● **Given problem**
Reproduce the data word for word, from the start through the line containing "bar xyxy=(295,588,307,638)".

● **Exercise data**
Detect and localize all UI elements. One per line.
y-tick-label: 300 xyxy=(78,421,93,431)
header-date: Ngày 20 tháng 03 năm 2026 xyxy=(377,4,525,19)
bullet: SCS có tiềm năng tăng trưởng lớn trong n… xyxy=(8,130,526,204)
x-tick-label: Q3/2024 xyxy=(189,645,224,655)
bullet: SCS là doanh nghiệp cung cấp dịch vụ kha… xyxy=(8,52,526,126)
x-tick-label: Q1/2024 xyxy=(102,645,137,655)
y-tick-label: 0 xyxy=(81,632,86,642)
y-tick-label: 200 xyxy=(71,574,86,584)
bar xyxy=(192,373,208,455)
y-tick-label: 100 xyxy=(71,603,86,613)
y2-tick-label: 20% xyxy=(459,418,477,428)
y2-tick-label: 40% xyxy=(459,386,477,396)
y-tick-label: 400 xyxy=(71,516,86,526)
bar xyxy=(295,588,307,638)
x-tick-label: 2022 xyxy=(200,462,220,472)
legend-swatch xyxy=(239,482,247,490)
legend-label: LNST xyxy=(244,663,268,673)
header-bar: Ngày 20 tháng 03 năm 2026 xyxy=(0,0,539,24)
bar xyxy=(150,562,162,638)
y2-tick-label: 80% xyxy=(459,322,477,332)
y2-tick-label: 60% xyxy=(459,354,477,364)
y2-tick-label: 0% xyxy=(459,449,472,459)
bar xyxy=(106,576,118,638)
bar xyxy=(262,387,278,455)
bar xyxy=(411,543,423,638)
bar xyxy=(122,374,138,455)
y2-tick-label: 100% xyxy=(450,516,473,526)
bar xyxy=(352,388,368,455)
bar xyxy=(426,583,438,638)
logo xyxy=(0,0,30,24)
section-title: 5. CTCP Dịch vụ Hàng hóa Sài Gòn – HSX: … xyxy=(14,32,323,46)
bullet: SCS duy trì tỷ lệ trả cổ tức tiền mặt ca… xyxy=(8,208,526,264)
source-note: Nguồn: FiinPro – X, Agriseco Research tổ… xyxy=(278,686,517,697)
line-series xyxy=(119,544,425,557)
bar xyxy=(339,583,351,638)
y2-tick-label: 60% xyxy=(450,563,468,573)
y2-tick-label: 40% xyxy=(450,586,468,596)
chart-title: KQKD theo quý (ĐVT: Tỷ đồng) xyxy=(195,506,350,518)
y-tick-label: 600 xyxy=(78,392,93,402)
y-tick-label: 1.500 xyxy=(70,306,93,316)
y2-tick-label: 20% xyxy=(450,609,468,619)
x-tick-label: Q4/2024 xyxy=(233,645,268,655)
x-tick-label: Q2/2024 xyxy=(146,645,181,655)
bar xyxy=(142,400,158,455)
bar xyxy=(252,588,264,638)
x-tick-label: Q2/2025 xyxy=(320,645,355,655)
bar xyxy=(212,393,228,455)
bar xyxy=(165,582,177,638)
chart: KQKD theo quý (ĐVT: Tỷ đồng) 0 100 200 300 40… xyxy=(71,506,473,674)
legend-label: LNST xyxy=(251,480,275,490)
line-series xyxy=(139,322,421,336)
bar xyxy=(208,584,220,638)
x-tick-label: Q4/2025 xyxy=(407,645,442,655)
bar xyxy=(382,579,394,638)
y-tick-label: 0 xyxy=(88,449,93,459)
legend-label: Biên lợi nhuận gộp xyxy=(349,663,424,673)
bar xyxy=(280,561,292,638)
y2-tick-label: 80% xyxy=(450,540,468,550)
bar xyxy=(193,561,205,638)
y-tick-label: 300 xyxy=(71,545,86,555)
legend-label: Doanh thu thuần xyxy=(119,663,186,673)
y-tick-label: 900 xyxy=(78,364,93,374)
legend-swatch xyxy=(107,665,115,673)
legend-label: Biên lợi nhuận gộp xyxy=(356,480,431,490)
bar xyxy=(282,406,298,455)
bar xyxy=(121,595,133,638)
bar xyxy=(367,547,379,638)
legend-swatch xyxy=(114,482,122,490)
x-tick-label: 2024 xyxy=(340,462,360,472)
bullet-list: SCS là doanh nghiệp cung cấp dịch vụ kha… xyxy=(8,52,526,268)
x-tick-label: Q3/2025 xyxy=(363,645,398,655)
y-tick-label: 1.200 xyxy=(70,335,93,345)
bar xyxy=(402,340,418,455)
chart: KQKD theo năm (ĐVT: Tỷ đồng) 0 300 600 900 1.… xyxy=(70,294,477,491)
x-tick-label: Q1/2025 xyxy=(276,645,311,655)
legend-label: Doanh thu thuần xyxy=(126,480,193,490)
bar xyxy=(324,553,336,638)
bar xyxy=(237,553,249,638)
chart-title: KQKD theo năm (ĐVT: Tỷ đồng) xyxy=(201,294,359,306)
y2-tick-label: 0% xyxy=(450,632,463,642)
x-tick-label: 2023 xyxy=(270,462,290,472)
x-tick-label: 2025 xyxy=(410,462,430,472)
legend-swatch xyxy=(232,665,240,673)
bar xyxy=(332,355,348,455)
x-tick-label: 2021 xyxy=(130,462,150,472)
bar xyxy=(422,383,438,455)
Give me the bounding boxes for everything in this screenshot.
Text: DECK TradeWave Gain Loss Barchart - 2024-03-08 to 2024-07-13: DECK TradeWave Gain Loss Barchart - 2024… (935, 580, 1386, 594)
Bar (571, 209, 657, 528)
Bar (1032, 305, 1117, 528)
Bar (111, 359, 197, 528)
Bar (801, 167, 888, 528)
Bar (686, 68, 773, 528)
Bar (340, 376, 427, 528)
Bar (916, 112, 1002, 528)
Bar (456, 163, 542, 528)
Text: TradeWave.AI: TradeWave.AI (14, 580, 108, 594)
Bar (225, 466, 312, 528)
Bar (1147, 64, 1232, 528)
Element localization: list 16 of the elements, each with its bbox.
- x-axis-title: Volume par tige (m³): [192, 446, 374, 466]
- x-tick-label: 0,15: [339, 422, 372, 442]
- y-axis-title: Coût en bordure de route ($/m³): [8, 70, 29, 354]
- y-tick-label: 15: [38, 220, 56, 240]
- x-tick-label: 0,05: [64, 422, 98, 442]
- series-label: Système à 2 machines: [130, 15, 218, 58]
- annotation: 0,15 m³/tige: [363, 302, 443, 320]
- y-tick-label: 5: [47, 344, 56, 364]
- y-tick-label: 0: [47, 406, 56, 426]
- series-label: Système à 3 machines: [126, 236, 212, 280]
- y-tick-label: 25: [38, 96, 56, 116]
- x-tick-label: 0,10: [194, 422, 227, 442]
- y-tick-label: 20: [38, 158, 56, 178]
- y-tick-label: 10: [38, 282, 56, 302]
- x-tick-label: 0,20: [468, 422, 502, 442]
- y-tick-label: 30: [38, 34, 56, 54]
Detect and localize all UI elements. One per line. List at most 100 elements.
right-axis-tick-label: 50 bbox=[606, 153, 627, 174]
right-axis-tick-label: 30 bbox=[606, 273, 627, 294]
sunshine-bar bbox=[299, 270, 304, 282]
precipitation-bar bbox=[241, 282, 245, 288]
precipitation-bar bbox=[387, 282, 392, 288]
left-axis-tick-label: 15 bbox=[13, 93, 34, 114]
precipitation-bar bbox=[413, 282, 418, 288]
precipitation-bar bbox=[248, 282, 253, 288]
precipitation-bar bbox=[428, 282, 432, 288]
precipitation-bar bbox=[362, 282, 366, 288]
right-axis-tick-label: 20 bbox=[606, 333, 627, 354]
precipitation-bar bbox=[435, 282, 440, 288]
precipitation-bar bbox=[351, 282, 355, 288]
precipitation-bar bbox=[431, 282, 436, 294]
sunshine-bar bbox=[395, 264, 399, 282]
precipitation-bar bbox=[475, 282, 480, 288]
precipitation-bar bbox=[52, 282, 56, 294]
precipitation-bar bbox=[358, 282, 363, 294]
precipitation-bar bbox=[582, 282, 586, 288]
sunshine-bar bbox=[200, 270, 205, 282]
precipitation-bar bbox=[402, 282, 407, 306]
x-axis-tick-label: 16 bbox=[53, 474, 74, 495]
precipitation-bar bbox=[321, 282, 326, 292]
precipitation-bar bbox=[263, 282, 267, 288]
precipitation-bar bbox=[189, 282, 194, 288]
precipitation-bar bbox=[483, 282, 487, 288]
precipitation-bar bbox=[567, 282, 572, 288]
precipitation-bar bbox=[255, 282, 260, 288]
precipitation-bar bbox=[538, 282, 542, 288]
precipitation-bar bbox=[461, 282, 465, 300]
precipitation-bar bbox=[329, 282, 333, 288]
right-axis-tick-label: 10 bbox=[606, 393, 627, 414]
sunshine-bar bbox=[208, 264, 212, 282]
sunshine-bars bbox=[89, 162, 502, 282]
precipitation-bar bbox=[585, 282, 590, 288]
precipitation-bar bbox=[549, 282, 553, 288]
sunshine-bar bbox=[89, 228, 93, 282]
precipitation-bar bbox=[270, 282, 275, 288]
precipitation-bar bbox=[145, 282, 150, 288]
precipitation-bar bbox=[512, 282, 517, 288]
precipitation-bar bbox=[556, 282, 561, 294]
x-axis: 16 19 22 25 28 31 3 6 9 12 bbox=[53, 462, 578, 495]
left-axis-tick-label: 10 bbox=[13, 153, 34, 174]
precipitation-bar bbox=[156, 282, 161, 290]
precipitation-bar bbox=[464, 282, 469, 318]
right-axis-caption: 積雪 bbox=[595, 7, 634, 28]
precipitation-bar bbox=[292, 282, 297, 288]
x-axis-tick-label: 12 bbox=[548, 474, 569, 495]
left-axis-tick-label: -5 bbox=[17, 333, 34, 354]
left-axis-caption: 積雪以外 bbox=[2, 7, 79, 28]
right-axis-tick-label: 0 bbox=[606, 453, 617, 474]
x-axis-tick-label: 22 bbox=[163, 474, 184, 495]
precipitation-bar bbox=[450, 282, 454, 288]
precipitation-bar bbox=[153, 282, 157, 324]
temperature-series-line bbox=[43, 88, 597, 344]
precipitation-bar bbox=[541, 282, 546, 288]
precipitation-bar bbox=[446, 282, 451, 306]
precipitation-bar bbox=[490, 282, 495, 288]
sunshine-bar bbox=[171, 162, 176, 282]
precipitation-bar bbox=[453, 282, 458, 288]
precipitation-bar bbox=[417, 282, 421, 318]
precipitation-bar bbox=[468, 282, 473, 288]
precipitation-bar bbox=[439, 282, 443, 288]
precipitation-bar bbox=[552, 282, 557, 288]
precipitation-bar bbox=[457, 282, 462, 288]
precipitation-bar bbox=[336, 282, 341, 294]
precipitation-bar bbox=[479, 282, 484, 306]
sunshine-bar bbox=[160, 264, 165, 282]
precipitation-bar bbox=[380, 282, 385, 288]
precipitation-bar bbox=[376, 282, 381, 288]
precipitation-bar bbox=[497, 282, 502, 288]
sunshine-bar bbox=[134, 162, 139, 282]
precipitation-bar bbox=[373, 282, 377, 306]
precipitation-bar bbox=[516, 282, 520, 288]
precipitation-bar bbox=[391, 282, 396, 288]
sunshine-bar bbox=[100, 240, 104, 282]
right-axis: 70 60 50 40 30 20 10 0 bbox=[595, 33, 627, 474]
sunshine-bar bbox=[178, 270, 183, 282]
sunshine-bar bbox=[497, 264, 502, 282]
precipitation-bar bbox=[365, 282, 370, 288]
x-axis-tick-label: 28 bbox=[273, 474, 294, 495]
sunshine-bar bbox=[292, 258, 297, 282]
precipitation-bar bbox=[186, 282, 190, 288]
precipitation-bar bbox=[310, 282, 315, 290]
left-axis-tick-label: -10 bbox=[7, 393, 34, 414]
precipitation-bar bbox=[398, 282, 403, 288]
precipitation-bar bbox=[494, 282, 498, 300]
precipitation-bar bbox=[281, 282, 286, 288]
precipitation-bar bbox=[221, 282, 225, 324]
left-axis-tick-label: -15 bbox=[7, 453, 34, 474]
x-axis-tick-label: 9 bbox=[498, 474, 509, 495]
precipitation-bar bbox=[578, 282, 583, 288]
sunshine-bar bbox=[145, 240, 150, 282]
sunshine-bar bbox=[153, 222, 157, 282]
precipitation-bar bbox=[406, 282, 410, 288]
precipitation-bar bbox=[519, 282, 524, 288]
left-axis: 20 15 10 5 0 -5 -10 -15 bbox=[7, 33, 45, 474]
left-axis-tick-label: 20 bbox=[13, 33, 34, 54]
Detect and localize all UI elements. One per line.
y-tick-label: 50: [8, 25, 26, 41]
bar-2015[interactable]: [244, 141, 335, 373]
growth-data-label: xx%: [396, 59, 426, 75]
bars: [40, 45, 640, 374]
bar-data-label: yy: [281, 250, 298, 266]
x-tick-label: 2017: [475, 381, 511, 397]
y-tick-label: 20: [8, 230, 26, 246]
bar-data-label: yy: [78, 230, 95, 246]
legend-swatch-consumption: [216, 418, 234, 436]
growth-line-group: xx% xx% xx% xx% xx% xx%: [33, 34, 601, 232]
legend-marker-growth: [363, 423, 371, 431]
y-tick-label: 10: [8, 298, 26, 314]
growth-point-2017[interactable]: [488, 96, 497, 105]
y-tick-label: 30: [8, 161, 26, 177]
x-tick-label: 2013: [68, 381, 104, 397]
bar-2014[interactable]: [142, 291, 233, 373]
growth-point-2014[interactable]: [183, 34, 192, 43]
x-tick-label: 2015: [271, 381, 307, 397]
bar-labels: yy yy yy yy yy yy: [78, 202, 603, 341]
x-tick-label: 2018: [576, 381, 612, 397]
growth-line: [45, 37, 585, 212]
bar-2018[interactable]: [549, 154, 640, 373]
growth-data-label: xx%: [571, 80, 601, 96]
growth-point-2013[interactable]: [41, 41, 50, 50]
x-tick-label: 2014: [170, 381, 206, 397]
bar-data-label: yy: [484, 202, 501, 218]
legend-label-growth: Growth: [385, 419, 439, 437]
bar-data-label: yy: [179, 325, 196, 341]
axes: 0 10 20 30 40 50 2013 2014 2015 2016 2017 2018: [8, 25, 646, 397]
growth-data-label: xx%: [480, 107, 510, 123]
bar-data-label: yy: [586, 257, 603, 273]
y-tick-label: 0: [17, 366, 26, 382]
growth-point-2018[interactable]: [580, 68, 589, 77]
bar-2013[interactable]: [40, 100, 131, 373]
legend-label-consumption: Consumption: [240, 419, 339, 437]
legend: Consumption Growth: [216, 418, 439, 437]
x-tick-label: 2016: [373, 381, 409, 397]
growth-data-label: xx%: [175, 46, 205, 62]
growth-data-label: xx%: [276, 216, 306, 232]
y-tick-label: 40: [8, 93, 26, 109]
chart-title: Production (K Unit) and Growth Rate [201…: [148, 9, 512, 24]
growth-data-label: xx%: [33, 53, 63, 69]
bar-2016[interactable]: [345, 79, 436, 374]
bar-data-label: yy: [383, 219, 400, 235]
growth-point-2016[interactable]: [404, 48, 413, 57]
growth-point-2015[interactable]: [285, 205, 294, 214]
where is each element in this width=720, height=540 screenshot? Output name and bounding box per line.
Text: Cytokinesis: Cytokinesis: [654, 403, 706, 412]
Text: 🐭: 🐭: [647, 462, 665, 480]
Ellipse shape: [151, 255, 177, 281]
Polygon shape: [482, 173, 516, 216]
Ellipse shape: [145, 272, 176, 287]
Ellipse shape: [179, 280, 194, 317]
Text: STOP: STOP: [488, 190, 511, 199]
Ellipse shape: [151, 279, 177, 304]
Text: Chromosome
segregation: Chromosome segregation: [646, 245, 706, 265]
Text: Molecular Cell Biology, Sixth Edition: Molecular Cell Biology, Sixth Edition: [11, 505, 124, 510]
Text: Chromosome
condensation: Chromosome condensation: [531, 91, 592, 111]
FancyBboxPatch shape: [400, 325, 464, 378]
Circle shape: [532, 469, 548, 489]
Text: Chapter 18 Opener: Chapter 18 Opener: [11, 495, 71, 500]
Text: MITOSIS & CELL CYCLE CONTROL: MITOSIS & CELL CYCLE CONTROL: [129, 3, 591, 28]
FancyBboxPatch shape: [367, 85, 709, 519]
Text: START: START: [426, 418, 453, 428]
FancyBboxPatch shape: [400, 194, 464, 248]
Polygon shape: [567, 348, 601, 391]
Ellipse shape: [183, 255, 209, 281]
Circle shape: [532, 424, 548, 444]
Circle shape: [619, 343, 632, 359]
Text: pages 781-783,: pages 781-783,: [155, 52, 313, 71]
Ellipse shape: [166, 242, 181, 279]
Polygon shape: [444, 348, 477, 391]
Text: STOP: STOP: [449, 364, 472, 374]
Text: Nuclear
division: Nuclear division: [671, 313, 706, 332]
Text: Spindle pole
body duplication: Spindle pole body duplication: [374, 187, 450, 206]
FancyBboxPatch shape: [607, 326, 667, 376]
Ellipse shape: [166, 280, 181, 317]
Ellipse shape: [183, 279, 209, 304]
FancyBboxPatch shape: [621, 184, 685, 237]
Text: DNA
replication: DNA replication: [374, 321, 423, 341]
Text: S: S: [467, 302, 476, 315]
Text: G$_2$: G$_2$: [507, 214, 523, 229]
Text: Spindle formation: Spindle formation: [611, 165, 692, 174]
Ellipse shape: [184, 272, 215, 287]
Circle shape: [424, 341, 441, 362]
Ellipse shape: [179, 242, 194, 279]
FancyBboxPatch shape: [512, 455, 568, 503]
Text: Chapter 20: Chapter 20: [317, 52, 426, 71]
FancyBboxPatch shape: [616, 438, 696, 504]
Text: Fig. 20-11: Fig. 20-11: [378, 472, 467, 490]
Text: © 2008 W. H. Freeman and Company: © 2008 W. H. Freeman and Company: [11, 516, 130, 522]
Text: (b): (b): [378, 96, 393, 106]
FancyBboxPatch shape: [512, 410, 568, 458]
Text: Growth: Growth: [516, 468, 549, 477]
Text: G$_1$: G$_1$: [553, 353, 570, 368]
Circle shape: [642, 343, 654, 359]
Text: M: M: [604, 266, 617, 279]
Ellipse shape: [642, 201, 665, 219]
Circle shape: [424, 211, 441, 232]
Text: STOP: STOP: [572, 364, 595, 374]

● **Output**
Detect and localize all UI elements. One per line.
y-tick-label: 300 xyxy=(78,421,93,431)
header-date: Ngày 20 tháng 03 năm 2026 xyxy=(377,4,525,19)
bullet: SCS có tiềm năng tăng trưởng lớn trong n… xyxy=(8,130,526,204)
x-tick-label: Q3/2024 xyxy=(189,645,224,655)
bullet: SCS là doanh nghiệp cung cấp dịch vụ kha… xyxy=(8,52,526,126)
x-tick-label: Q1/2024 xyxy=(102,645,137,655)
y-tick-label: 0 xyxy=(81,632,86,642)
y-tick-label: 200 xyxy=(71,574,86,584)
bar xyxy=(192,373,208,455)
y-tick-label: 100 xyxy=(71,603,86,613)
y2-tick-label: 20% xyxy=(459,418,477,428)
y2-tick-label: 40% xyxy=(459,386,477,396)
y-tick-label: 400 xyxy=(71,516,86,526)
bar xyxy=(295,588,307,638)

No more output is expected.